◆ Work to complete
[1] Answer these questions from the court judgment.
(a) Which court decided the case?
(b) What was the requisite licence fee on 10th April, 1972?
(c) For which accounting year was the exemption licence issued to the petitioner?
[2] State whether each statement agrees with the court judgment, and quote the words that decide it.
(a) The petition was dismissed.
(b) The petitioner-firm dealt in locally purchased goods.
(c) The firm's entitlement to an exemption licence under Section 5 was in dispute.
[3] Extend the court judgment on the sales tax exemption licence, picking up after its last sentence.

◆ Reading text
• • •

Skip to content


L. Amir Chand Sadhu Ram Vs. Excise and Taxation Commissioner and ors. - Court Judgment

LegalCrystal Citation
SubjectSales Tax
CourtJammu and Kashmir High Court
Decided On
Case Number Writ Petition No. 24 of 1973
Judge
Reported in[1975]36STC87(NULL)
AppellantL. Amir Chand Sadhu Ram
RespondentExcise and Taxation Commissioner and ors.
Appellant Advocate Subhash Dutt, Adv.
Respondent Advocate Anil Dev Singh, Adv.
DispositionPetition allowed
Excerpt:
- .....suggest that it would apply only to those licences which were obtained after the amendment in the rule. licences which were obtained before the date of amendment in the rule would not at all fall within the purview of this rule. on 10th april, 1972, when the exemption licence under section 5 of the act was issued in favour of the petitioner the requisite licence fee was only rs. 15 and it was on payment of this amount that a licence could be obtained. the licence, therefore, held by the petitioner was obtained on payment of rs. 15 as licence fee consistently with the rule as it stood before the amendment. at any time after 1st november, 1972, and before 31st march, 1973, the petitioner was not required to obtain afresh licence for the whole or any part of the accounting year ending with.....
Judgment:

D.D. Thakur, J.

1. This is a writ petition under Section 103 of the Constitution of Jammu and Kashmir read with Article 226 of the Constitution of India.

2. The only question which falls for determination in this petition is whether the amendment in Rule 4 of the Rules framed under the General Sales Tax Act, 1962, would apply retrospectively so as to include within its ambit the licences issued before the date of the amendment. The circumstances in which the question has arisen may be narrated thus :

3. The petitioner-firm, it is stated, was entitled to exemption from payment of sales tax in whole under Section 5 of the General Sales Tax Act, 1962, as the firm dealt in locally purchased goods. That the firm was entitled to an exemption licence under Section 5 of the Act is not disputed. An exemption licence in fact was issued in favour of the petitioner for the accounting year 1972-73.

• • •

[Document layout detection data]
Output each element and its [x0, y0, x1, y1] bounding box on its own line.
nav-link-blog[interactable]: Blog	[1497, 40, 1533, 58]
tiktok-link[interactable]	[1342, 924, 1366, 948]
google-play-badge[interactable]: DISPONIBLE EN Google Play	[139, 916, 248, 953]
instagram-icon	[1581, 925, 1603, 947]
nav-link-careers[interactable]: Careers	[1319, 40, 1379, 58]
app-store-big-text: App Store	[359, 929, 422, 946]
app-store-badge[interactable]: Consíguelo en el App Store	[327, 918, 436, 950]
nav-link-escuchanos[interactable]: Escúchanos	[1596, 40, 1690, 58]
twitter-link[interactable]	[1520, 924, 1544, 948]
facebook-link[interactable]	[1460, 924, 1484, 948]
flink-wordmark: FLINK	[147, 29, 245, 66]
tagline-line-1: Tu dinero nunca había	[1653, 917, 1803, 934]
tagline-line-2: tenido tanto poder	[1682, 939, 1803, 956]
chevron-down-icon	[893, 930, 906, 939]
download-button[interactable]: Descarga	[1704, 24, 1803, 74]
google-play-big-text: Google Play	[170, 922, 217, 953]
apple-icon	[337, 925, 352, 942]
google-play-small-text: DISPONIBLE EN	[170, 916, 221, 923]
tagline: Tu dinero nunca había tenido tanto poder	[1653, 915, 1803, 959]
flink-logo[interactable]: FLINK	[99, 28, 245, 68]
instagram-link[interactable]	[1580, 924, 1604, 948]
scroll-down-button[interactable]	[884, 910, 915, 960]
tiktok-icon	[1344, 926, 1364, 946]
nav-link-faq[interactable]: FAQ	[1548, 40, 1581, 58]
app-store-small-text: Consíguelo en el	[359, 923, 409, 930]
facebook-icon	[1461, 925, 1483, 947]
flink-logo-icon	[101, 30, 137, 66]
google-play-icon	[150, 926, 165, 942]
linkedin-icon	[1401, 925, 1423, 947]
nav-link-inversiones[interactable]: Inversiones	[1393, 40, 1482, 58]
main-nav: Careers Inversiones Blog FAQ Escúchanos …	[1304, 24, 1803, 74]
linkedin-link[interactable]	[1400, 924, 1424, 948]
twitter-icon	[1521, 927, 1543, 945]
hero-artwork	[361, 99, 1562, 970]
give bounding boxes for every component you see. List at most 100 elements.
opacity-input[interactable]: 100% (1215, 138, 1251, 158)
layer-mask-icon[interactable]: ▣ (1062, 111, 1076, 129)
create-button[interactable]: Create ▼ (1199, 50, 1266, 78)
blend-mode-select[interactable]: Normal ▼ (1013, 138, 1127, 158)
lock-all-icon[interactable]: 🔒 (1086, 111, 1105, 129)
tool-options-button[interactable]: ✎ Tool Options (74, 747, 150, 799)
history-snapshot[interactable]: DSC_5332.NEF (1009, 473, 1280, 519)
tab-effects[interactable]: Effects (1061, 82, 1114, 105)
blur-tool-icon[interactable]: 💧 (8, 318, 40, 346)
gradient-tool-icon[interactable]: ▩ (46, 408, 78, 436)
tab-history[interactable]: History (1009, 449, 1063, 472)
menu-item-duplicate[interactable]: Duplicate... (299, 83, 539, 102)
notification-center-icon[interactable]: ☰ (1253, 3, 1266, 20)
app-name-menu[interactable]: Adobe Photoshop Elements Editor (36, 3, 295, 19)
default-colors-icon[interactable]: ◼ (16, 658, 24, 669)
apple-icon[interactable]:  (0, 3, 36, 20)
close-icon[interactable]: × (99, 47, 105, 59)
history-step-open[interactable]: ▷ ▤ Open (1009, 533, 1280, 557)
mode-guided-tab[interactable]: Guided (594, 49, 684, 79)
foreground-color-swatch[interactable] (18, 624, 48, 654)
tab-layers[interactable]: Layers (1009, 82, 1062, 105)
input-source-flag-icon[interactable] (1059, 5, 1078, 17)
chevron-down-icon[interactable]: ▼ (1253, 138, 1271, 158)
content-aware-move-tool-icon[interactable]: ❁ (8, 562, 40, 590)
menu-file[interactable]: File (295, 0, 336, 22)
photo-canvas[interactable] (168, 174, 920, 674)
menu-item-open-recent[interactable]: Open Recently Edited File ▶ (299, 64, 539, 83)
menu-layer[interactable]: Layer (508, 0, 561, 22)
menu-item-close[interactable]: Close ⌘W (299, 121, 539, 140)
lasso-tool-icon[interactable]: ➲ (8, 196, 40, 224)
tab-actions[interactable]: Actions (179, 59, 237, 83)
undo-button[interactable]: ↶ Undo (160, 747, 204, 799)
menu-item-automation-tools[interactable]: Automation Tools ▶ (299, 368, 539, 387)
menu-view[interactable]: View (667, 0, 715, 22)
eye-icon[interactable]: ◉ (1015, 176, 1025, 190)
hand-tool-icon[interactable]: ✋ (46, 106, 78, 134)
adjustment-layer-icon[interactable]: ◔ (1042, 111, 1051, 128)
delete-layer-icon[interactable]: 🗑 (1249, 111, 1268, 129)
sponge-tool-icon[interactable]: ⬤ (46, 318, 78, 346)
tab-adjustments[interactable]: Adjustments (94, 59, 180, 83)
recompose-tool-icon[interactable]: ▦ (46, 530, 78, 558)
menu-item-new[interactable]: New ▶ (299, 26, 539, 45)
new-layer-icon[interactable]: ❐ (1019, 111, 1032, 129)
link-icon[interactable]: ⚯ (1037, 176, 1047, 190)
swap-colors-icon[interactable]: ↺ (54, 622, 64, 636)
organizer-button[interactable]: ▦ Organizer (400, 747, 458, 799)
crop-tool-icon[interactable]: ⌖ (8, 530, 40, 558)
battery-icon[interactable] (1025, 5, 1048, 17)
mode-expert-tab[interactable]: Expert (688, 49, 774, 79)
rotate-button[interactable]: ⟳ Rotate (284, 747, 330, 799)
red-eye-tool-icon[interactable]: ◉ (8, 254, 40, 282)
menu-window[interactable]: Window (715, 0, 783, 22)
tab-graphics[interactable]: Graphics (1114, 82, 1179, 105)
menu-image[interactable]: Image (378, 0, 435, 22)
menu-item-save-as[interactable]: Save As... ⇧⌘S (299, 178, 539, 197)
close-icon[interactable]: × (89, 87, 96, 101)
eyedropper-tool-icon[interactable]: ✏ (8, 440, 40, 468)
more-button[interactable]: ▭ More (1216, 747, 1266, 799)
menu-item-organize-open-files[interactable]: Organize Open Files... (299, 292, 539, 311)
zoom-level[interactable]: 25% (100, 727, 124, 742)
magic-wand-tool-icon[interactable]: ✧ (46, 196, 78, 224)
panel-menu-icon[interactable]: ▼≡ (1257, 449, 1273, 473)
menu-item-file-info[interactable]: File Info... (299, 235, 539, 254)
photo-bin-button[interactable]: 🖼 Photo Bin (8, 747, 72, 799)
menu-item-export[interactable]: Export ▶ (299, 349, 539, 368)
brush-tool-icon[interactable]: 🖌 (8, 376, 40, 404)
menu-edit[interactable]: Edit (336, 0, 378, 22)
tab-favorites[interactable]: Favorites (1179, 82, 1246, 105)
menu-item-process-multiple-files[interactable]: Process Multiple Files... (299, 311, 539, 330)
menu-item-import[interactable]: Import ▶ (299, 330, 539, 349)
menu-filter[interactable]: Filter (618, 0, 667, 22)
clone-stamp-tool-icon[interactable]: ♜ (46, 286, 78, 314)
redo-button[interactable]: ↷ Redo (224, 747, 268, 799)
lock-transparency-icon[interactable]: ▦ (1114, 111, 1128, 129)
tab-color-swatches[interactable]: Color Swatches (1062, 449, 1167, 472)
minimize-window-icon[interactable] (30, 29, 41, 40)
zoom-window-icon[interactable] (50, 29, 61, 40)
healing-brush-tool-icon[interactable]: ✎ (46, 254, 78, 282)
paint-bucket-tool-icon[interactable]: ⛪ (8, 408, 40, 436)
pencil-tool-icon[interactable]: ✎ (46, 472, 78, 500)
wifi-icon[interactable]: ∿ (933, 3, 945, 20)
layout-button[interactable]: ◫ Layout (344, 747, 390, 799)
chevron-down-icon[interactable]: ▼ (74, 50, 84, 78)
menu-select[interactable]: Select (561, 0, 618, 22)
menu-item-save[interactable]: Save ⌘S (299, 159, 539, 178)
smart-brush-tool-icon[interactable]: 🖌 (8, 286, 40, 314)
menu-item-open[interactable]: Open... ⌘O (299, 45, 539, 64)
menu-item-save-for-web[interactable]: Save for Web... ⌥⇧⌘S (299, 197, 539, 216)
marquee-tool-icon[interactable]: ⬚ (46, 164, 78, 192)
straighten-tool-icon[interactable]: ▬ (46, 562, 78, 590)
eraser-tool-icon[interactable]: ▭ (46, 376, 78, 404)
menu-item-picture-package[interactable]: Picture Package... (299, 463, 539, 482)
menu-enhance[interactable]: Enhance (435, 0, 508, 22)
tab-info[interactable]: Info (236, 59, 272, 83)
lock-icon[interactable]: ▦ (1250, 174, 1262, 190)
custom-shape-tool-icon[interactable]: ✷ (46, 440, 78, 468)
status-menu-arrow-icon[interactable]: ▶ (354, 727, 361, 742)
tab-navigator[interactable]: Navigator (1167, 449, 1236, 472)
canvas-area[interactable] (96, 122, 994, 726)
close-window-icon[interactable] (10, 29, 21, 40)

• • •

◆ Task-by-task results
[1]
(a) The Jammu and Kashmir High Court.
(b) Rs. 15.
(c) The accounting year 1972-73.

[2]
(a) No: "Petition allowed"
(b) Yes: "as the firm dealt in locally purchased goods"
(c) No: "That the firm was entitled to an exemption licence under Section 5 of the Act is not disputed."

[3]
4. Section 5 of the Act provides that exemption licence can be issued subject to such restrictions and conditions as may be prescribed, including conditions as to licence and licence fees. Rule 4 of the Rules framed under the General Sales Tax Act, 1962, as in force on the date of the issuance of the exemption licence in favour of the petitioner, provided that the licence could be issued on payment of Rs. 30 as licence fee, That the petitioner paid Rs. 30 at the time the licence was issued in his favour is also not disputed. The licence issued in favour of the petitioner on 10th April, 1972, was to remain valid and effective up to 31st March, 1973.

5. The Government amended Rule 4 by a Notification, S. R. O. 772 dated 1st November, 1972, whereby the annual fee of the licence under Section 5 of the Act was raised from Rs, 15 to Rs. 30. After this amendment in Rule 4, respondent No. 1 issued a circular bearing No. 100-ST-20/29-42 dated 9th April, 1973. The relevant portion of the circular reads as under :

Fee for renewal of registration certificates and exemption licences has been revised upward from Rs. 5 to Rs. 15 and Rs. 15 to Rs. 30 respectively from 1st November, 1972, under Government Notification No. S. R. O. 772 dated 1st November, 1972. The effect would be that for the year 1972-73 the following fee will be recoverable from the persons holding registration certificates or exemption licences, as the case may be ;

(a) For registration certificates-Rs. 5 plus Rs. 6.25 = Rs. 11.25 ;

(b) For exemption licences-Rs. 15 plus Rs. 12.50 = Rs. 27.50. Recoveries may please be made accordingly for the current year, viz., 1973-74, full fee at the revised rates, viz., Rs. 15 and Rs. 30 shall however be recovered.

6. Pursuant to this circular respondent No. 2 refused to renew the licence of the petitioner for the accounting year 1973-74 so long as the petitioner did not pay Rs. 6.25 in addition to a fee of Rs. 30 payable for the accounting year 1973-74. It is the refusal on the part of respondent No. 2 to renew the licence for the accounting year 1973-74 without payment of the additional sum of Rs. 6.25 being the amount calculated at the rate of Rs. 30 per year for the period commencing from 1st November, 1972, to 31st March, 1973, which has given rise to the present petition.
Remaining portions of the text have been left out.